SET EXERCISE
Reproduce every line in the listing that contains the word "frame".

Start RECORDS FOR THE TASK

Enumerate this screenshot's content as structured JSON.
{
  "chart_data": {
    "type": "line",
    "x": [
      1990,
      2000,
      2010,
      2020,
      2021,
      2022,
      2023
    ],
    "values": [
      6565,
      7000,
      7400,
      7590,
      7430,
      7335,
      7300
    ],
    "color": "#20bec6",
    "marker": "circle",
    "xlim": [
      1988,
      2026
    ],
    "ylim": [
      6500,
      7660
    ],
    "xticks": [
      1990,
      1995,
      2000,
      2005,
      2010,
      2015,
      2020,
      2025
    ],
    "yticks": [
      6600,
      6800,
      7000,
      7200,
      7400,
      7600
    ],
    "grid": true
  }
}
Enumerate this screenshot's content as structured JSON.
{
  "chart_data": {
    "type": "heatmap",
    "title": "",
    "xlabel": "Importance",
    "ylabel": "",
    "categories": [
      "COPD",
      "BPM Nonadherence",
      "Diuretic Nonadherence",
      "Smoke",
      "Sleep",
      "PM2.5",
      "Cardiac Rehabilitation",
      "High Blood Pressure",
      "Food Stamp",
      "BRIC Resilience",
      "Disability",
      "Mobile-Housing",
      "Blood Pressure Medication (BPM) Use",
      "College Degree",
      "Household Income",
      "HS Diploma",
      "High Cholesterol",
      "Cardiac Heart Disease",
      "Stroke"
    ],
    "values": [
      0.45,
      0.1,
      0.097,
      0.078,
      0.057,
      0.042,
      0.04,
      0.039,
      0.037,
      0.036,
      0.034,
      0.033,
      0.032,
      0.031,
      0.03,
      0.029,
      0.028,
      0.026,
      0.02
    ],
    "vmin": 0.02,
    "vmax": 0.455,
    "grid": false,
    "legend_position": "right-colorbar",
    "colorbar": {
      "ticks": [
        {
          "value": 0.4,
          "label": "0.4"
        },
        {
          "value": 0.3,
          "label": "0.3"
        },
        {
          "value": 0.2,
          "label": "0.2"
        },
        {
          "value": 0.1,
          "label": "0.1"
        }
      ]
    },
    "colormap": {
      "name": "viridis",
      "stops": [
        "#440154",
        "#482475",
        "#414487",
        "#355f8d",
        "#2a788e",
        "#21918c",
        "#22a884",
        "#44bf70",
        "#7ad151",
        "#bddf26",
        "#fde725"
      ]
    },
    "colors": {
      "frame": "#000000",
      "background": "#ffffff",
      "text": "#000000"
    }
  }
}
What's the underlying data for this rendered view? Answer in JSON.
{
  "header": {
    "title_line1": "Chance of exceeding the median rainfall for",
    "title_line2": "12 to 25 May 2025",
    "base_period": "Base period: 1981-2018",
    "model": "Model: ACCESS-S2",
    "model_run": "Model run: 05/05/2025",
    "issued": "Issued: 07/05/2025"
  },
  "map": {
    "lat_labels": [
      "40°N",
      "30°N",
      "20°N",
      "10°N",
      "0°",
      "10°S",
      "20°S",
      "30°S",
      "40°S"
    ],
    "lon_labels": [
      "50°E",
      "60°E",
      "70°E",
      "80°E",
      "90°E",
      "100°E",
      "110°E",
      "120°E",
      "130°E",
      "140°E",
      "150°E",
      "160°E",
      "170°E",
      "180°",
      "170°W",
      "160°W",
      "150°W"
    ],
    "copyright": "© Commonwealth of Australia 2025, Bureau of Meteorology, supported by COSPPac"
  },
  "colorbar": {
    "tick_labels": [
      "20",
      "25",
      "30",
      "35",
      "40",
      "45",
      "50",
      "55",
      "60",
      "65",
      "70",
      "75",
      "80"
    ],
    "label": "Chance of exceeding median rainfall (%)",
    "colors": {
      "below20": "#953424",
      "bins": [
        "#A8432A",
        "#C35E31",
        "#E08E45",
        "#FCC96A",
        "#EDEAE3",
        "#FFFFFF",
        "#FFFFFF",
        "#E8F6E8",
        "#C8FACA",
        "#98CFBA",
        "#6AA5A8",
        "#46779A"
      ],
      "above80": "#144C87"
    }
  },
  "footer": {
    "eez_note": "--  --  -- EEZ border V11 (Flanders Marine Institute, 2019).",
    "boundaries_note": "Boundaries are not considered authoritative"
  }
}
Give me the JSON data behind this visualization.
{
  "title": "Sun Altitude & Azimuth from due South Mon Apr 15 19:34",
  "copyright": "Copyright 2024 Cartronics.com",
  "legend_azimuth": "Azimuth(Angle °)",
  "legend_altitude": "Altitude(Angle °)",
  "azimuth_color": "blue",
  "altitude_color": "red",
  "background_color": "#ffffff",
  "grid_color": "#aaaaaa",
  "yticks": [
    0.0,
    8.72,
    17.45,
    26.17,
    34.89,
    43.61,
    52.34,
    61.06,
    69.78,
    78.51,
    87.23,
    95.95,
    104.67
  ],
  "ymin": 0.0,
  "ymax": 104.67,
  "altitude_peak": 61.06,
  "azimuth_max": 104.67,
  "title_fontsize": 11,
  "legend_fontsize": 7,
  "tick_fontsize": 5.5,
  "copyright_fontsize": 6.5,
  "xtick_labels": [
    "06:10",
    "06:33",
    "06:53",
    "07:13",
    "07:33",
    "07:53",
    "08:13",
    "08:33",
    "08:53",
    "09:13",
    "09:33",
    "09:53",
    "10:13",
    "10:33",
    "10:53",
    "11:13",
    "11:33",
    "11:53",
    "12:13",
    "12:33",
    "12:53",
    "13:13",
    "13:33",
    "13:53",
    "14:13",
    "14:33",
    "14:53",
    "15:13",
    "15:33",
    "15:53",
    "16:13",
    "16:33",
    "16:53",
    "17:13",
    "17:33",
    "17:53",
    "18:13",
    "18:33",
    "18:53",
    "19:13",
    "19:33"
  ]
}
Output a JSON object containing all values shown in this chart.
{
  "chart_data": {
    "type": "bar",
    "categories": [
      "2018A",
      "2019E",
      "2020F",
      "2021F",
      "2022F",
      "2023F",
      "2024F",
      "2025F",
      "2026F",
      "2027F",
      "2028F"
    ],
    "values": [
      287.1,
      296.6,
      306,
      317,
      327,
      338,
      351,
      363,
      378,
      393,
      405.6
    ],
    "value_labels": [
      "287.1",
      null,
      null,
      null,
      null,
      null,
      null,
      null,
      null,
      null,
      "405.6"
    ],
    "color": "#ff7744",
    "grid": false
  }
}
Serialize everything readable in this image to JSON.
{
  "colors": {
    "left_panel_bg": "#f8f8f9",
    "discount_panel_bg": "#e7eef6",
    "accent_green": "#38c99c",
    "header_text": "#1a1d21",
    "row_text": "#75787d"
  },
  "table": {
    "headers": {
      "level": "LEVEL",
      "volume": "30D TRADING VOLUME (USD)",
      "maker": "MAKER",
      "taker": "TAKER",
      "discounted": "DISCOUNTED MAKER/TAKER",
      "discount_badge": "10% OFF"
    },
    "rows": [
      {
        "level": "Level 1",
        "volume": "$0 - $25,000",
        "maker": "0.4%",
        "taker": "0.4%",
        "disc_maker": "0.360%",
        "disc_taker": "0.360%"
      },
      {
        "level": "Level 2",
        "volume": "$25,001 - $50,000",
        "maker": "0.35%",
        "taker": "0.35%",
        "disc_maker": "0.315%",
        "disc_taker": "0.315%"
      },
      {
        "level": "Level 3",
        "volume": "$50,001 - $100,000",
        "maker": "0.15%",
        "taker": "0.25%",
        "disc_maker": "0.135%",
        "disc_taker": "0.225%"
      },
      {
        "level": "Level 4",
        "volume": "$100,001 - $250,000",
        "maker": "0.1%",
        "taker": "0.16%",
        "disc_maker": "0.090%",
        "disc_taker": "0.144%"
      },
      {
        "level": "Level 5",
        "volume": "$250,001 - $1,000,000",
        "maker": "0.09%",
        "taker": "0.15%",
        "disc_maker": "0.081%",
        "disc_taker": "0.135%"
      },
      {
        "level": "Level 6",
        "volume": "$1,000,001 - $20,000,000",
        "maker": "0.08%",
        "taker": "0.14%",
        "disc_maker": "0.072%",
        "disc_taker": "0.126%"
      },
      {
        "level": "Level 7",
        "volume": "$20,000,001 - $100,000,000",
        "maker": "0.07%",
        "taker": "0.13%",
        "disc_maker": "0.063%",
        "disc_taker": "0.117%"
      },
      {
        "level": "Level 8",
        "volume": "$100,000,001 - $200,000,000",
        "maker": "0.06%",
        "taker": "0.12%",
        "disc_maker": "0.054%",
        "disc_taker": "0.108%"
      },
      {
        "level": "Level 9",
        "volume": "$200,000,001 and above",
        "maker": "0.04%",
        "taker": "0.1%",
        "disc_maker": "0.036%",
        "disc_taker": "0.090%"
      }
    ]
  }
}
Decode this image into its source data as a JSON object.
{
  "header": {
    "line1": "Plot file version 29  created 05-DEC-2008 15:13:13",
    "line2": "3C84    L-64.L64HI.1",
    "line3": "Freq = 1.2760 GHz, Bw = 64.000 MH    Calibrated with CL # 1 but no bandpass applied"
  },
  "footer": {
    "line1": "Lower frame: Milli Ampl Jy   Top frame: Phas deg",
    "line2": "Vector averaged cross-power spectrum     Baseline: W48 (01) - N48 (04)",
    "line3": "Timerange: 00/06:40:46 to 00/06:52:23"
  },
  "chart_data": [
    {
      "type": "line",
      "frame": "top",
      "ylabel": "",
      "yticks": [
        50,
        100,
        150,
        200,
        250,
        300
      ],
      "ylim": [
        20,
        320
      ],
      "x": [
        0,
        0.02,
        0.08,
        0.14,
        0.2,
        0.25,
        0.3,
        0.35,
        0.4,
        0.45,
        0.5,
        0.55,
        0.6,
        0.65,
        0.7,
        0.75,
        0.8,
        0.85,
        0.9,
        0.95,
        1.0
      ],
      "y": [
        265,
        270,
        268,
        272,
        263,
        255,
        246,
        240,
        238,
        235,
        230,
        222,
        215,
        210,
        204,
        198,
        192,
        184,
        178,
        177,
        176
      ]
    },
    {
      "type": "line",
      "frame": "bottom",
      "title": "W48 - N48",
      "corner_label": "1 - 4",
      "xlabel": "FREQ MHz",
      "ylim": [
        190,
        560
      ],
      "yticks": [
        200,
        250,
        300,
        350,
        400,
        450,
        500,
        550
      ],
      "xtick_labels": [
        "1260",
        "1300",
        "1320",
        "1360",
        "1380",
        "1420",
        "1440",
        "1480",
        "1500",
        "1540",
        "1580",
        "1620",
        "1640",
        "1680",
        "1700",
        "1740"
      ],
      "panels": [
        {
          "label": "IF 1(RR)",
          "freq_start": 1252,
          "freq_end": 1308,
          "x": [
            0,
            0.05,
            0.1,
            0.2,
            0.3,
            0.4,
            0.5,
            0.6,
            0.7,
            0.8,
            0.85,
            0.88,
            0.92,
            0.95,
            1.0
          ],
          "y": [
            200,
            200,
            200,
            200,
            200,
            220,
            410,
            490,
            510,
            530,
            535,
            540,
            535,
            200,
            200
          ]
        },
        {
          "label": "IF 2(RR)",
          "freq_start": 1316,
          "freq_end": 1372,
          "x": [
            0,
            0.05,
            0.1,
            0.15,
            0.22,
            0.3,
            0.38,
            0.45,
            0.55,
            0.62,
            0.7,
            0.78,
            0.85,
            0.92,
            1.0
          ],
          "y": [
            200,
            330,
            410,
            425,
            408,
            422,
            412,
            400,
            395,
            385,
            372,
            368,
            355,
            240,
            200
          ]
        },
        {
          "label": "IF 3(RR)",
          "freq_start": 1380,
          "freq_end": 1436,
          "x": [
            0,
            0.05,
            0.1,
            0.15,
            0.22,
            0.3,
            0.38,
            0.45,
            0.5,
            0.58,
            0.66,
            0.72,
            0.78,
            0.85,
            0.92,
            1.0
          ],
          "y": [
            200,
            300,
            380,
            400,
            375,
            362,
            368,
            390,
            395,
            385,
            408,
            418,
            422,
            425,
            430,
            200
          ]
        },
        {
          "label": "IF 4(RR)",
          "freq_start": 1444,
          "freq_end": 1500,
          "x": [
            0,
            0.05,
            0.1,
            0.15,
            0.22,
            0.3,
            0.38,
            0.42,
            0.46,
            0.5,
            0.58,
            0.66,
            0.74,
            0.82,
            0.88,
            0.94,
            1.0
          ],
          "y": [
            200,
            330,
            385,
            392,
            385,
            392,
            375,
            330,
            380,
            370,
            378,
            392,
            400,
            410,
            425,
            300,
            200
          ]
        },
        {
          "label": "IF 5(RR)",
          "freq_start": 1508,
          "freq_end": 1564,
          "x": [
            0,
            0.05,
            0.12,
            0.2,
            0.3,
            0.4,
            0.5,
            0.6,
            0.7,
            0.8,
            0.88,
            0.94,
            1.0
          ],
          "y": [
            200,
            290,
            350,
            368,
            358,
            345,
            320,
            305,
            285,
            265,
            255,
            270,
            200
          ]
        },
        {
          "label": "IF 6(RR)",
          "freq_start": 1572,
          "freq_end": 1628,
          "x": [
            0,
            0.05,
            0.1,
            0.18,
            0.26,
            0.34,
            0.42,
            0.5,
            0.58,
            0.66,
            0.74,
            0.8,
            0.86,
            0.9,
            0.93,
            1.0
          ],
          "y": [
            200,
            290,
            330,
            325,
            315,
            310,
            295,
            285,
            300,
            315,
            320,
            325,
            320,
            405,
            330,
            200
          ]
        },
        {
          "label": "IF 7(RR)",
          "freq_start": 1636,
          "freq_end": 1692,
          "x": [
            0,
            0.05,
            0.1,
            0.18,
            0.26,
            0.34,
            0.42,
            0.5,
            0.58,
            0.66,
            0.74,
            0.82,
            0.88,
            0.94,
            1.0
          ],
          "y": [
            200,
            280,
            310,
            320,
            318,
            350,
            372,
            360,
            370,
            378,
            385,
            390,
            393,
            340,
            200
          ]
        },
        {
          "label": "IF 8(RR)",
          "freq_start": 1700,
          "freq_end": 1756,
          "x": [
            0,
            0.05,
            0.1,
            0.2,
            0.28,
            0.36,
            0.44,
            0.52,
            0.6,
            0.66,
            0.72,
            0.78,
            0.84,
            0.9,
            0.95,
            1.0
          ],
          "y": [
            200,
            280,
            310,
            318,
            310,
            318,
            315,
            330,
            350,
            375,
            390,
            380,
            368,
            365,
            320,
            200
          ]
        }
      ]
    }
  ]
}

End RECORDS FOR THE TASK

TASK ANSWER
      "frame": "#000000",
    "line1": "Lower frame: Milli Ampl Jy   Top frame: Phas deg",
      "frame": "top",
      "frame": "bottom",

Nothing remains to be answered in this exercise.